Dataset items

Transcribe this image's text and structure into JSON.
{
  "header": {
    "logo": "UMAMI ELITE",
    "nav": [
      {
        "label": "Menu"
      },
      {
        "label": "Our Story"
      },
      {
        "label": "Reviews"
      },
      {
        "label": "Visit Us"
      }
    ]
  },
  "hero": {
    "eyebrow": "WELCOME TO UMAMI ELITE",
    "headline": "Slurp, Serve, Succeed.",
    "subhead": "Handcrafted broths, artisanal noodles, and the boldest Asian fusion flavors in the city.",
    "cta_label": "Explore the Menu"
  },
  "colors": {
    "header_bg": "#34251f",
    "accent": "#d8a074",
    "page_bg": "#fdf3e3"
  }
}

Requirements:
Take the entries above and transcribe them in full.

Answer for the task:
Transcribe this image's text and structure into JSON.
{
  "header": {
    "logo": "UMAMI ELITE",
    "nav": [
      {
        "label": "Menu"
      },
      {
        "label": "Our Story"
      },
      {
        "label": "Reviews"
      },
      {
        "label": "Visit Us"
      }
    ]
  },
  "hero": {
    "eyebrow": "WELCOME TO UMAMI ELITE",
    "headline": "Slurp, Serve, Succeed.",
    "subhead": "Handcrafted broths, artisanal noodles, and the boldest Asian fusion flavors in the city.",
    "cta_label": "Explore the Menu"
  },
  "colors": {
    "header_bg": "#34251f",
    "accent": "#d8a074",
    "page_bg": "#fdf3e3"
  }
}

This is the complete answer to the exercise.